━━ Data extract

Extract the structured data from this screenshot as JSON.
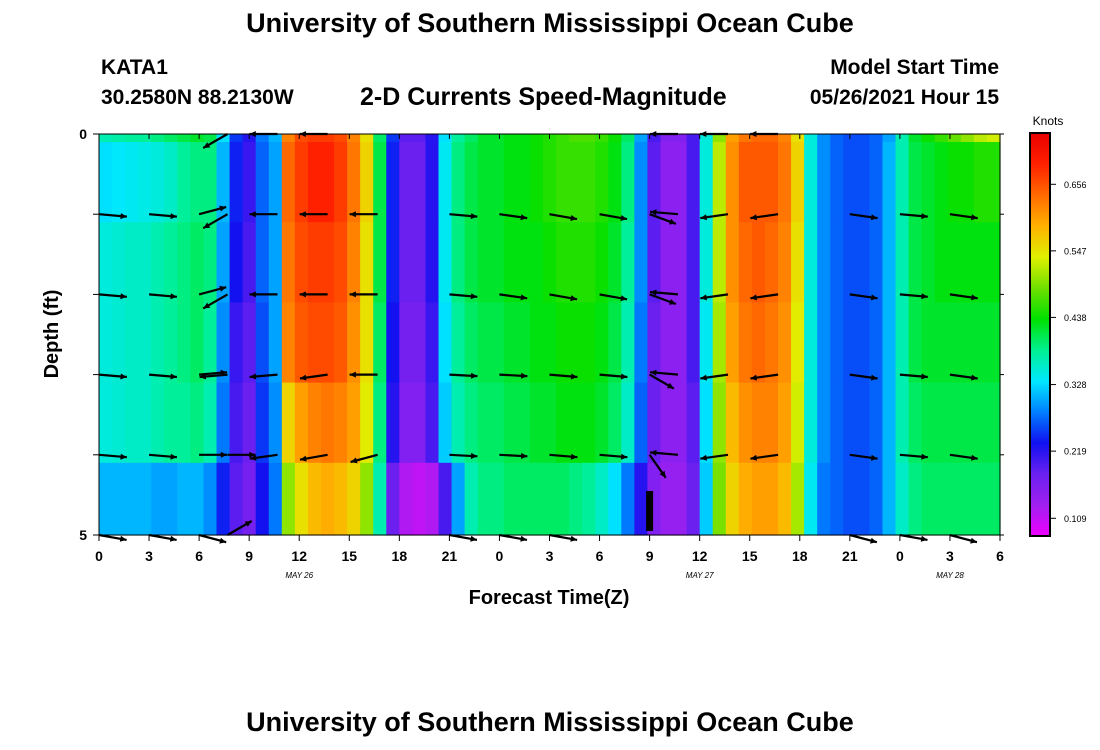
{
  "page": {
    "title_top": "University of Southern Mississippi Ocean Cube",
    "title_bottom": "University of Southern Mississippi Ocean Cube",
    "station_id": "KATA1",
    "station_coords": "30.2580N  88.2130W",
    "chart_title": "2-D Currents Speed-Magnitude",
    "model_start_label": "Model Start Time",
    "model_start_value": "05/26/2021 Hour 15"
  },
  "colors": {
    "stops": [
      "#ee00ff",
      "#a020f0",
      "#6a20f0",
      "#1010f0",
      "#0080ff",
      "#00e8ff",
      "#00f090",
      "#00e000",
      "#70e000",
      "#e0f000",
      "#ffb000",
      "#ff6a00",
      "#ff2000",
      "#e80000"
    ],
    "arrow": "#000000"
  },
  "chart_data": {
    "type": "heatmap",
    "title": "2-D Currents Speed-Magnitude",
    "xlabel": "Forecast Time(Z)",
    "ylabel": "Depth (ft)",
    "x_hours": [
      0,
      54
    ],
    "ylim": [
      0,
      5
    ],
    "x_ticks": [
      "0",
      "3",
      "6",
      "9",
      "12",
      "15",
      "18",
      "21",
      "0",
      "3",
      "6",
      "9",
      "12",
      "15",
      "18",
      "21",
      "0",
      "3",
      "6"
    ],
    "y_ticks": [
      "0",
      "5"
    ],
    "date_labels": [
      {
        "text": "MAY 26",
        "hour": 12
      },
      {
        "text": "MAY 27",
        "hour": 36
      },
      {
        "text": "MAY 28",
        "hour": 51
      }
    ],
    "colorbar": {
      "label": "Knots",
      "range": [
        0.08,
        0.74
      ],
      "ticks": [
        "0.109",
        "0.219",
        "0.328",
        "0.438",
        "0.547",
        "0.656"
      ],
      "tick_values": [
        0.109,
        0.219,
        0.328,
        0.438,
        0.547,
        0.656
      ]
    },
    "depths": [
      0,
      0.5,
      1.5,
      2.5,
      3.5,
      4.5
    ],
    "speed": [
      [
        0.37,
        0.375,
        0.38,
        0.38,
        0.39,
        0.4,
        0.41,
        0.42,
        0.41,
        0.33,
        0.25,
        0.22,
        0.28,
        0.31,
        0.62,
        0.66,
        0.67,
        0.67,
        0.66,
        0.62,
        0.55,
        0.4,
        0.25,
        0.19,
        0.19,
        0.22,
        0.33,
        0.38,
        0.4,
        0.42,
        0.42,
        0.43,
        0.43,
        0.44,
        0.45,
        0.46,
        0.47,
        0.47,
        0.46,
        0.44,
        0.4,
        0.3,
        0.2,
        0.16,
        0.16,
        0.2,
        0.35,
        0.5,
        0.6,
        0.63,
        0.64,
        0.64,
        0.62,
        0.55,
        0.35,
        0.29,
        0.27,
        0.26,
        0.26,
        0.27,
        0.3,
        0.37,
        0.42,
        0.44,
        0.46,
        0.48,
        0.5,
        0.52,
        0.53
      ],
      [
        0.33,
        0.335,
        0.34,
        0.345,
        0.35,
        0.36,
        0.38,
        0.39,
        0.39,
        0.31,
        0.24,
        0.21,
        0.27,
        0.3,
        0.64,
        0.67,
        0.69,
        0.69,
        0.67,
        0.63,
        0.56,
        0.41,
        0.24,
        0.18,
        0.18,
        0.22,
        0.34,
        0.39,
        0.41,
        0.42,
        0.42,
        0.43,
        0.43,
        0.44,
        0.45,
        0.46,
        0.46,
        0.46,
        0.45,
        0.43,
        0.39,
        0.29,
        0.19,
        0.15,
        0.15,
        0.2,
        0.35,
        0.52,
        0.61,
        0.65,
        0.65,
        0.65,
        0.63,
        0.56,
        0.35,
        0.29,
        0.27,
        0.26,
        0.26,
        0.27,
        0.31,
        0.37,
        0.41,
        0.42,
        0.43,
        0.44,
        0.44,
        0.45,
        0.45
      ],
      [
        0.35,
        0.355,
        0.36,
        0.36,
        0.37,
        0.38,
        0.39,
        0.4,
        0.39,
        0.3,
        0.23,
        0.2,
        0.27,
        0.3,
        0.63,
        0.66,
        0.67,
        0.67,
        0.66,
        0.62,
        0.55,
        0.41,
        0.24,
        0.18,
        0.18,
        0.22,
        0.34,
        0.39,
        0.41,
        0.42,
        0.42,
        0.43,
        0.43,
        0.43,
        0.44,
        0.45,
        0.45,
        0.45,
        0.44,
        0.42,
        0.38,
        0.29,
        0.19,
        0.15,
        0.15,
        0.2,
        0.35,
        0.52,
        0.61,
        0.64,
        0.65,
        0.64,
        0.62,
        0.55,
        0.35,
        0.29,
        0.27,
        0.26,
        0.26,
        0.27,
        0.31,
        0.37,
        0.41,
        0.42,
        0.43,
        0.43,
        0.43,
        0.43,
        0.43
      ],
      [
        0.35,
        0.355,
        0.36,
        0.36,
        0.37,
        0.38,
        0.39,
        0.4,
        0.38,
        0.29,
        0.21,
        0.19,
        0.26,
        0.3,
        0.62,
        0.65,
        0.66,
        0.66,
        0.65,
        0.61,
        0.55,
        0.4,
        0.23,
        0.17,
        0.17,
        0.21,
        0.33,
        0.38,
        0.4,
        0.41,
        0.41,
        0.42,
        0.42,
        0.43,
        0.43,
        0.44,
        0.44,
        0.44,
        0.43,
        0.41,
        0.37,
        0.28,
        0.18,
        0.15,
        0.15,
        0.2,
        0.34,
        0.51,
        0.6,
        0.63,
        0.64,
        0.63,
        0.61,
        0.54,
        0.35,
        0.29,
        0.27,
        0.26,
        0.26,
        0.27,
        0.31,
        0.37,
        0.41,
        0.42,
        0.42,
        0.42,
        0.42,
        0.42,
        0.42
      ],
      [
        0.35,
        0.355,
        0.36,
        0.36,
        0.37,
        0.38,
        0.38,
        0.39,
        0.37,
        0.28,
        0.2,
        0.18,
        0.25,
        0.29,
        0.56,
        0.6,
        0.62,
        0.63,
        0.62,
        0.6,
        0.54,
        0.39,
        0.22,
        0.16,
        0.16,
        0.2,
        0.32,
        0.37,
        0.39,
        0.4,
        0.4,
        0.41,
        0.41,
        0.42,
        0.42,
        0.43,
        0.43,
        0.43,
        0.42,
        0.4,
        0.36,
        0.27,
        0.18,
        0.15,
        0.15,
        0.19,
        0.33,
        0.5,
        0.58,
        0.61,
        0.62,
        0.62,
        0.6,
        0.53,
        0.35,
        0.29,
        0.27,
        0.26,
        0.26,
        0.27,
        0.31,
        0.37,
        0.4,
        0.41,
        0.41,
        0.41,
        0.41,
        0.41,
        0.41
      ],
      [
        0.31,
        0.31,
        0.31,
        0.31,
        0.3,
        0.3,
        0.31,
        0.31,
        0.29,
        0.24,
        0.19,
        0.17,
        0.23,
        0.28,
        0.5,
        0.55,
        0.58,
        0.59,
        0.58,
        0.56,
        0.5,
        0.37,
        0.18,
        0.12,
        0.11,
        0.12,
        0.2,
        0.3,
        0.37,
        0.39,
        0.39,
        0.4,
        0.4,
        0.4,
        0.4,
        0.4,
        0.39,
        0.38,
        0.36,
        0.33,
        0.28,
        0.22,
        0.16,
        0.14,
        0.14,
        0.18,
        0.32,
        0.49,
        0.56,
        0.59,
        0.6,
        0.6,
        0.58,
        0.51,
        0.34,
        0.28,
        0.27,
        0.26,
        0.26,
        0.27,
        0.31,
        0.36,
        0.39,
        0.4,
        0.4,
        0.4,
        0.4,
        0.4,
        0.4
      ]
    ],
    "vector_rows": [
      {
        "depth": 0.0,
        "vectors": [
          {
            "hour": 7.7,
            "dir": -150
          },
          {
            "hour": 10.7,
            "dir": 180
          },
          {
            "hour": 13.7,
            "dir": 180
          },
          {
            "hour": 34.7,
            "dir": 180
          },
          {
            "hour": 37.7,
            "dir": 180
          },
          {
            "hour": 40.7,
            "dir": 180
          }
        ]
      },
      {
        "depth": 1.0,
        "vectors": [
          {
            "hour": 0,
            "dir": -5
          },
          {
            "hour": 3,
            "dir": -5
          },
          {
            "hour": 6,
            "dir": 15
          },
          {
            "hour": 7.7,
            "dir": -150
          },
          {
            "hour": 10.7,
            "dir": 180
          },
          {
            "hour": 13.7,
            "dir": 180
          },
          {
            "hour": 16.7,
            "dir": 180
          },
          {
            "hour": 21,
            "dir": -5
          },
          {
            "hour": 24,
            "dir": -8
          },
          {
            "hour": 27,
            "dir": -10
          },
          {
            "hour": 30,
            "dir": -10
          },
          {
            "hour": 33,
            "dir": -20
          },
          {
            "hour": 34.7,
            "dir": 175
          },
          {
            "hour": 37.7,
            "dir": 188
          },
          {
            "hour": 40.7,
            "dir": 188
          },
          {
            "hour": 45,
            "dir": -8
          },
          {
            "hour": 48,
            "dir": -5
          },
          {
            "hour": 51,
            "dir": -8
          }
        ]
      },
      {
        "depth": 2.0,
        "vectors": [
          {
            "hour": 0,
            "dir": -5
          },
          {
            "hour": 3,
            "dir": -5
          },
          {
            "hour": 6,
            "dir": 15
          },
          {
            "hour": 7.7,
            "dir": -150
          },
          {
            "hour": 10.7,
            "dir": 180
          },
          {
            "hour": 13.7,
            "dir": 180
          },
          {
            "hour": 16.7,
            "dir": 180
          },
          {
            "hour": 21,
            "dir": -5
          },
          {
            "hour": 24,
            "dir": -8
          },
          {
            "hour": 27,
            "dir": -10
          },
          {
            "hour": 30,
            "dir": -10
          },
          {
            "hour": 33,
            "dir": -20
          },
          {
            "hour": 34.7,
            "dir": 175
          },
          {
            "hour": 37.7,
            "dir": 188
          },
          {
            "hour": 40.7,
            "dir": 188
          },
          {
            "hour": 45,
            "dir": -8
          },
          {
            "hour": 48,
            "dir": -5
          },
          {
            "hour": 51,
            "dir": -8
          }
        ]
      },
      {
        "depth": 3.0,
        "vectors": [
          {
            "hour": 0,
            "dir": -5
          },
          {
            "hour": 3,
            "dir": -5
          },
          {
            "hour": 6,
            "dir": 5
          },
          {
            "hour": 7.7,
            "dir": 185
          },
          {
            "hour": 10.7,
            "dir": 185
          },
          {
            "hour": 13.7,
            "dir": 188
          },
          {
            "hour": 16.7,
            "dir": 180
          },
          {
            "hour": 21,
            "dir": -3
          },
          {
            "hour": 24,
            "dir": -3
          },
          {
            "hour": 27,
            "dir": -5
          },
          {
            "hour": 30,
            "dir": -5
          },
          {
            "hour": 33,
            "dir": -30
          },
          {
            "hour": 34.7,
            "dir": 175
          },
          {
            "hour": 37.7,
            "dir": 188
          },
          {
            "hour": 40.7,
            "dir": 188
          },
          {
            "hour": 45,
            "dir": -8
          },
          {
            "hour": 48,
            "dir": -5
          },
          {
            "hour": 51,
            "dir": -8
          }
        ]
      },
      {
        "depth": 4.0,
        "vectors": [
          {
            "hour": 0,
            "dir": -5
          },
          {
            "hour": 3,
            "dir": -5
          },
          {
            "hour": 6,
            "dir": 0
          },
          {
            "hour": 7.7,
            "dir": 0
          },
          {
            "hour": 10.7,
            "dir": 188
          },
          {
            "hour": 13.7,
            "dir": 190
          },
          {
            "hour": 16.7,
            "dir": 195
          },
          {
            "hour": 21,
            "dir": -3
          },
          {
            "hour": 24,
            "dir": -3
          },
          {
            "hour": 27,
            "dir": -5
          },
          {
            "hour": 30,
            "dir": -5
          },
          {
            "hour": 33,
            "dir": -55
          },
          {
            "hour": 34.7,
            "dir": 175
          },
          {
            "hour": 37.7,
            "dir": 188
          },
          {
            "hour": 40.7,
            "dir": 188
          },
          {
            "hour": 45,
            "dir": -8
          },
          {
            "hour": 48,
            "dir": -5
          },
          {
            "hour": 51,
            "dir": -8
          }
        ]
      },
      {
        "depth": 5.0,
        "vectors": [
          {
            "hour": 0,
            "dir": -10
          },
          {
            "hour": 3,
            "dir": -10
          },
          {
            "hour": 6,
            "dir": -15
          },
          {
            "hour": 7.7,
            "dir": 30
          },
          {
            "hour": 21,
            "dir": -10
          },
          {
            "hour": 24,
            "dir": -10
          },
          {
            "hour": 27,
            "dir": -10
          },
          {
            "hour": 45,
            "dir": -15
          },
          {
            "hour": 48,
            "dir": -10
          },
          {
            "hour": 51,
            "dir": -15
          }
        ]
      }
    ],
    "special_vectors": [
      {
        "hour": 33,
        "depth": 4.95,
        "dir": -90,
        "length": 38,
        "bar": true
      }
    ]
  }
}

━━━━

_What is expected_. Filter the records above and return every line that holds the word "Currents".

_Correct output_.
    "chart_title": "2-D Currents Speed-Magnitude",
    "title": "2-D Currents Speed-Magnitude",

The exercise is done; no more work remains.